WORK INSTRUCTIONS :: Find each line with the string "date" and copy it.

STORED ROWS ::
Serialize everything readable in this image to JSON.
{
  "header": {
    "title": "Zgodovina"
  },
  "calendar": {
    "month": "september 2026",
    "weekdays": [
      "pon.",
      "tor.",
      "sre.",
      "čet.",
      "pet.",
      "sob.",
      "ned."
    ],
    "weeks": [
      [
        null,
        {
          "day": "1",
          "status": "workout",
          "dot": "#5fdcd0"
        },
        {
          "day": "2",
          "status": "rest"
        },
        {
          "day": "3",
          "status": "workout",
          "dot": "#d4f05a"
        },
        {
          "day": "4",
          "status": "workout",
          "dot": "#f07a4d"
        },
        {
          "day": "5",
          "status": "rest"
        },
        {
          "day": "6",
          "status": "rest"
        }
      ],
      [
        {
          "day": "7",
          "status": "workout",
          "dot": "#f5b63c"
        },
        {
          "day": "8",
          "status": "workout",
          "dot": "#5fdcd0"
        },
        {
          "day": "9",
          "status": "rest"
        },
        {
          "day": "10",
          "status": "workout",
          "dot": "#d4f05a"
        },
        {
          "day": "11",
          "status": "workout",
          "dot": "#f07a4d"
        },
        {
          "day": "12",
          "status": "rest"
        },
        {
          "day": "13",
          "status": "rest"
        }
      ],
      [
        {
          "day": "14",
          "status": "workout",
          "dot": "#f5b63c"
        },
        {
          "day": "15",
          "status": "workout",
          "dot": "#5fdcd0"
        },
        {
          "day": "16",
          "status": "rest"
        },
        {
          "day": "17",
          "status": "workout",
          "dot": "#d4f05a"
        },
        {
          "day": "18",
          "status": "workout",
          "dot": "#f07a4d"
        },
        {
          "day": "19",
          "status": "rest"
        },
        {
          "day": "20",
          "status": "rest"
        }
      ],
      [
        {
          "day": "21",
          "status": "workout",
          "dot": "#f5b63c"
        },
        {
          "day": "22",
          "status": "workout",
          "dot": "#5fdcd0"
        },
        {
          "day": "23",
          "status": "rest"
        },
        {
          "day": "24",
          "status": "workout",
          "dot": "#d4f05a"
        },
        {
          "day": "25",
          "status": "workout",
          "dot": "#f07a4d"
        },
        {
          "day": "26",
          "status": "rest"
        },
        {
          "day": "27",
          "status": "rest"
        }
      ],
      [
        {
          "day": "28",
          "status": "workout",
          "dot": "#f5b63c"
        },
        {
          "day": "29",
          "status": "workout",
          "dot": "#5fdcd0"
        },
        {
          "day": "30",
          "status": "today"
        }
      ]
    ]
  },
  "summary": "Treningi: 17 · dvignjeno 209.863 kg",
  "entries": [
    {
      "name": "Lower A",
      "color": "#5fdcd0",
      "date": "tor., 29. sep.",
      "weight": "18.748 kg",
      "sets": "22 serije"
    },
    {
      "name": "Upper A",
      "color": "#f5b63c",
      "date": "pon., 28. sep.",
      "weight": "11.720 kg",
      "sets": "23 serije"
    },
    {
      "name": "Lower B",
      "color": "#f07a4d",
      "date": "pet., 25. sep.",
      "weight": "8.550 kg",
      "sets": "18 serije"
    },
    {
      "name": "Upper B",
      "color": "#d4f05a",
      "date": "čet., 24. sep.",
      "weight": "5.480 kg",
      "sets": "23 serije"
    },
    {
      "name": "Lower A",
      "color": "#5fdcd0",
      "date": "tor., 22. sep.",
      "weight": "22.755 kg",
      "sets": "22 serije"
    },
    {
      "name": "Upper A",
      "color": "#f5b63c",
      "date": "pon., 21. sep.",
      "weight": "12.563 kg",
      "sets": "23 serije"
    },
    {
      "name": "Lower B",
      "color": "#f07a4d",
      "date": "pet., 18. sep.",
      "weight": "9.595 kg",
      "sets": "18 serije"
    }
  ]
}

REPLY TO THE TASK ::
      "date": "tor., 29. sep.",
      "date": "pon., 28. sep.",
      "date": "pet., 25. sep.",
      "date": "čet., 24. sep.",
      "date": "tor., 22. sep.",
      "date": "pon., 21. sep.",
      "date": "pet., 18. sep.",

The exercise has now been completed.